[What you will do] Each line below should be reproduced without any alteration.

==== Data supplied

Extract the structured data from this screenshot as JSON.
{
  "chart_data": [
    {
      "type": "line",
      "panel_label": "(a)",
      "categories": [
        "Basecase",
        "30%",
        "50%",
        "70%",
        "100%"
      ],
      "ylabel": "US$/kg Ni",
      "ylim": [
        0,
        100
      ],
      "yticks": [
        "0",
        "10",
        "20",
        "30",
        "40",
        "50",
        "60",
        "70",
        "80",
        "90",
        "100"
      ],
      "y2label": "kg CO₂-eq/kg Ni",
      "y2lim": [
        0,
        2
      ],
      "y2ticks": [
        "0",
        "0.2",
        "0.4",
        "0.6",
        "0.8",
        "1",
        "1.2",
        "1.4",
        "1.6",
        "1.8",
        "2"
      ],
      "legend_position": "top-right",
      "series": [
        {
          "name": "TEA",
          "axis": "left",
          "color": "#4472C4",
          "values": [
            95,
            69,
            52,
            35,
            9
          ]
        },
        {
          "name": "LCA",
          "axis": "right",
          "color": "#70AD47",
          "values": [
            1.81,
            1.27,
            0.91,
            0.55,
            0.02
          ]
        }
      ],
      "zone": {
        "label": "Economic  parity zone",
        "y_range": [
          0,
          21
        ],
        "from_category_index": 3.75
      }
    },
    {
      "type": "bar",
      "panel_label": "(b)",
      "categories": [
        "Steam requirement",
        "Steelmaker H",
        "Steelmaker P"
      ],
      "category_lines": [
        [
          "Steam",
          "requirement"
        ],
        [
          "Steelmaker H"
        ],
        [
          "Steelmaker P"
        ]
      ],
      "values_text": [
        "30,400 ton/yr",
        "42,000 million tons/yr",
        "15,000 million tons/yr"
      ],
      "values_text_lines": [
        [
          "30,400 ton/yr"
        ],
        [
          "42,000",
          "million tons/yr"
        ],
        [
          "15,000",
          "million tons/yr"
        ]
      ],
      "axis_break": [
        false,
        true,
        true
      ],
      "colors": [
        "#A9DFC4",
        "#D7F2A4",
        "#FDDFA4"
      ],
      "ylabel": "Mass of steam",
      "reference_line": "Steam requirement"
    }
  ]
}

========

[Correct output]
Extract the structured data from this screenshot as JSON.
{
  "chart_data": [
    {
      "type": "line",
      "panel_label": "(a)",
      "categories": [
        "Basecase",
        "30%",
        "50%",
        "70%",
        "100%"
      ],
      "ylabel": "US$/kg Ni",
      "ylim": [
        0,
        100
      ],
      "yticks": [
        "0",
        "10",
        "20",
        "30",
        "40",
        "50",
        "60",
        "70",
        "80",
        "90",
        "100"
      ],
      "y2label": "kg CO₂-eq/kg Ni",
      "y2lim": [
        0,
        2
      ],
      "y2ticks": [
        "0",
        "0.2",
        "0.4",
        "0.6",
        "0.8",
        "1",
        "1.2",
        "1.4",
        "1.6",
        "1.8",
        "2"
      ],
      "legend_position": "top-right",
      "series": [
        {
          "name": "TEA",
          "axis": "left",
          "color": "#4472C4",
          "values": [
            95,
            69,
            52,
            35,
            9
          ]
        },
        {
          "name": "LCA",
          "axis": "right",
          "color": "#70AD47",
          "values": [
            1.81,
            1.27,
            0.91,
            0.55,
            0.02
          ]
        }
      ],
      "zone": {
        "label": "Economic  parity zone",
        "y_range": [
          0,
          21
        ],
        "from_category_index": 3.75
      }
    },
    {
      "type": "bar",
      "panel_label": "(b)",
      "categories": [
        "Steam requirement",
        "Steelmaker H",
        "Steelmaker P"
      ],
      "category_lines": [
        [
          "Steam",
          "requirement"
        ],
        [
          "Steelmaker H"
        ],
        [
          "Steelmaker P"
        ]
      ],
      "values_text": [
        "30,400 ton/yr",
        "42,000 million tons/yr",
        "15,000 million tons/yr"
      ],
      "values_text_lines": [
        [
          "30,400 ton/yr"
        ],
        [
          "42,000",
          "million tons/yr"
        ],
        [
          "15,000",
          "million tons/yr"
        ]
      ],
      "axis_break": [
        false,
        true,
        true
      ],
      "colors": [
        "#A9DFC4",
        "#D7F2A4",
        "#FDDFA4"
      ],
      "ylabel": "Mass of steam",
      "reference_line": "Steam requirement"
    }
  ]
}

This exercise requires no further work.